YOUR OBJECTIVE: Find the number of lines in these records where the word "smlouvy" appears. Reply with that number and nothing more.

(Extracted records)
☆ ☆ ☆ ☆ ☆ ☆ ☆

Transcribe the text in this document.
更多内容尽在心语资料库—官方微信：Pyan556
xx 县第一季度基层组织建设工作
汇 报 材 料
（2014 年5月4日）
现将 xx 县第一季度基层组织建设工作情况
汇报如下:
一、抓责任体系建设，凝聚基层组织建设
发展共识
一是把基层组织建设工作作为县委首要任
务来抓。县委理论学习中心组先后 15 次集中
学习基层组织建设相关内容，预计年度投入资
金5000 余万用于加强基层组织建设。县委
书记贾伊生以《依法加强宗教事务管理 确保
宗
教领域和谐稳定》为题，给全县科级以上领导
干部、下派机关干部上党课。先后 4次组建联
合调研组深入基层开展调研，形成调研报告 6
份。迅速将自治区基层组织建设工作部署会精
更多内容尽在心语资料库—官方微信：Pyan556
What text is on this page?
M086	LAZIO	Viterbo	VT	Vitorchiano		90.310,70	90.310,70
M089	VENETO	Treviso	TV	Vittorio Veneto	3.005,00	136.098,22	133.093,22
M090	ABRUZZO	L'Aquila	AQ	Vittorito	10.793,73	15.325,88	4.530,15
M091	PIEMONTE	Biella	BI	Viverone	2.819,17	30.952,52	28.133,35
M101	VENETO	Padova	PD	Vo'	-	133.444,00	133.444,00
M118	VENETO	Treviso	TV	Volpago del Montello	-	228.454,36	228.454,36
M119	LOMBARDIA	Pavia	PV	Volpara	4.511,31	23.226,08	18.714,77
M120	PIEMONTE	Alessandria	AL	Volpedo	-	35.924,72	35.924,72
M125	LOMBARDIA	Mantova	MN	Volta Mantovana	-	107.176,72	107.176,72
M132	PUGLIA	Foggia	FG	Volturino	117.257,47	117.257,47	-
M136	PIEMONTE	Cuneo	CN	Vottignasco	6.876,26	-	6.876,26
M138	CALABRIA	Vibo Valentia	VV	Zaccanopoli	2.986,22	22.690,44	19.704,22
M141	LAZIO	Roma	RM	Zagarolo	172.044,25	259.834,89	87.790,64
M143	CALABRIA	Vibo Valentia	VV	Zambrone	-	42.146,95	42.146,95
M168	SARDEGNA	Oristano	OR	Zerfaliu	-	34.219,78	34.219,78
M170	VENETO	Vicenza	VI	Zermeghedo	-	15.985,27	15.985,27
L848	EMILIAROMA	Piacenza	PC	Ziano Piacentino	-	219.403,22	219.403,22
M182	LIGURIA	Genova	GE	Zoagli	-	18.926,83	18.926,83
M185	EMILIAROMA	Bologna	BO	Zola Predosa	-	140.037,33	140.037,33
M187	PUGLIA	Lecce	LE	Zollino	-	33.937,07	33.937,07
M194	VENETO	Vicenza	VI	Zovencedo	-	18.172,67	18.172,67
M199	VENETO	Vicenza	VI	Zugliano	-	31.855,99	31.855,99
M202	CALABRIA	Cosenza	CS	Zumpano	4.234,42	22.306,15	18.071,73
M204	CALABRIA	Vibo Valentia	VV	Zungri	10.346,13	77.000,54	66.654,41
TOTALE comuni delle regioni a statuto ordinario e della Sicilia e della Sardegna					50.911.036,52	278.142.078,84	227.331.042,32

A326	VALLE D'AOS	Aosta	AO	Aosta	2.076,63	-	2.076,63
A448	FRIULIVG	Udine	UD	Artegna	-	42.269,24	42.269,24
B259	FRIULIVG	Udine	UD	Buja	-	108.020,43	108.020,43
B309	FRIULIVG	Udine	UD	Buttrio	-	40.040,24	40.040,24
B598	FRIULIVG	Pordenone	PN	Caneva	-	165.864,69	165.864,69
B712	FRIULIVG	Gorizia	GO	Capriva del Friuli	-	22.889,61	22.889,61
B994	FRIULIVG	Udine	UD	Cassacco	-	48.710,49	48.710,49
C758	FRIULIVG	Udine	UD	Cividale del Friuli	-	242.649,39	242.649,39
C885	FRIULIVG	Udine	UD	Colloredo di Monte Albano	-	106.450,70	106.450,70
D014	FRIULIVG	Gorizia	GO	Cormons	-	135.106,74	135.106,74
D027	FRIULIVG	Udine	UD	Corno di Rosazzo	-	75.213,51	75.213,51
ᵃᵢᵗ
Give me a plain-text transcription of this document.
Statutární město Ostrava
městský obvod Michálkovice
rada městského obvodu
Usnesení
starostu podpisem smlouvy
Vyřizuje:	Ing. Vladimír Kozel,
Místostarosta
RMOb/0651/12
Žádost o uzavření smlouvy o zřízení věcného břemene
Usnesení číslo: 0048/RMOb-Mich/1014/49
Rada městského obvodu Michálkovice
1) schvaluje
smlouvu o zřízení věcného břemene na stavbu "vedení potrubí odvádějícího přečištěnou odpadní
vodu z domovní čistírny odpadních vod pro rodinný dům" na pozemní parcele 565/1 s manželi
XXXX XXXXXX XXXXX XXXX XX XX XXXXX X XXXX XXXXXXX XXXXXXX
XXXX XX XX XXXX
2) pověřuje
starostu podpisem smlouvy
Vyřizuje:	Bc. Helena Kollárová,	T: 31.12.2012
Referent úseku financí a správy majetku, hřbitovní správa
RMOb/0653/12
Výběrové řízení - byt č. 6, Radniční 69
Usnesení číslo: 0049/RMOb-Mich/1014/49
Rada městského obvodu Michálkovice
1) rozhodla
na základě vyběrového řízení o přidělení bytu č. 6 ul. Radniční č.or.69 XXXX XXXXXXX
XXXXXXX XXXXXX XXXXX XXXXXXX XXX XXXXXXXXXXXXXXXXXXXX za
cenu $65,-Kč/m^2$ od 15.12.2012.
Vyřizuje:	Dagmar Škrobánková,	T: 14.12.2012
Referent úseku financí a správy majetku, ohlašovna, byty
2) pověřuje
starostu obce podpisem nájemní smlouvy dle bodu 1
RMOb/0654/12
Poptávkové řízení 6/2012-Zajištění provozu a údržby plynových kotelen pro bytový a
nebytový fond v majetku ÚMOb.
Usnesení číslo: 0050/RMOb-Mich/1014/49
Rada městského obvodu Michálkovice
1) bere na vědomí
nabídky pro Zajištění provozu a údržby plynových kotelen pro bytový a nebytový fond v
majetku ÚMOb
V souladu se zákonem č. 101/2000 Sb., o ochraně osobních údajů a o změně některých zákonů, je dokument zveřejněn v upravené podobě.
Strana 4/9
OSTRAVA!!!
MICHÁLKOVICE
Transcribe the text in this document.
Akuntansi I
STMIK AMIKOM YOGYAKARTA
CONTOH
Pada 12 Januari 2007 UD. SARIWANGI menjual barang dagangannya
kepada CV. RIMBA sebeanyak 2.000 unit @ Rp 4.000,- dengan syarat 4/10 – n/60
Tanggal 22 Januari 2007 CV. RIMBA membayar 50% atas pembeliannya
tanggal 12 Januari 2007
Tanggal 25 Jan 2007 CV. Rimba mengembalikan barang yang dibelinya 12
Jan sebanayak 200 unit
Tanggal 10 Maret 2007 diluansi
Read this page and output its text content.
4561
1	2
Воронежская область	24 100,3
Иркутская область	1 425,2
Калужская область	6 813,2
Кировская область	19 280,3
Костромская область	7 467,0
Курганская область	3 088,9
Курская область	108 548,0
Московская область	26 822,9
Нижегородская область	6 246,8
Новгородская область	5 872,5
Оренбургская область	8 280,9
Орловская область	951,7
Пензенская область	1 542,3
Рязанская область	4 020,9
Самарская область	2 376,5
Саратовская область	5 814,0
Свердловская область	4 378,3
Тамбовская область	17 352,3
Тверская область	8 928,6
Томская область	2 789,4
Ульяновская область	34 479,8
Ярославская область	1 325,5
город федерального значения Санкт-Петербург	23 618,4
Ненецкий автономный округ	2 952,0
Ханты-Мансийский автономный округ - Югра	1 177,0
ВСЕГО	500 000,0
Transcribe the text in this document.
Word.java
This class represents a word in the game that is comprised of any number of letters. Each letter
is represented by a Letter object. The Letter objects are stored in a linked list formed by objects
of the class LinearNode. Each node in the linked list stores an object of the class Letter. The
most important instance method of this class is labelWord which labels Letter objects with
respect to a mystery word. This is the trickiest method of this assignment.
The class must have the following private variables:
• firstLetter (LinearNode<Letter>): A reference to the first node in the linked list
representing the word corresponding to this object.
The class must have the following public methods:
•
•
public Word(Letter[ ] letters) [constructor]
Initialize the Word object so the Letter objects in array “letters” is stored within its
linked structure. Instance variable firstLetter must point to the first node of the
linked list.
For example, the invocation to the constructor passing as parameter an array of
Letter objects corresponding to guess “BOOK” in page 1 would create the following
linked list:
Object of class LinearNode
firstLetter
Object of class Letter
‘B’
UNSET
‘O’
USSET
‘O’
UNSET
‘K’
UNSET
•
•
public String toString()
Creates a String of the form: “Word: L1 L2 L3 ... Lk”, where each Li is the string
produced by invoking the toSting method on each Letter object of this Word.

☆ ☆ ☆ ☆ ☆ ☆ ☆

COMPLETE OUTPUT: 4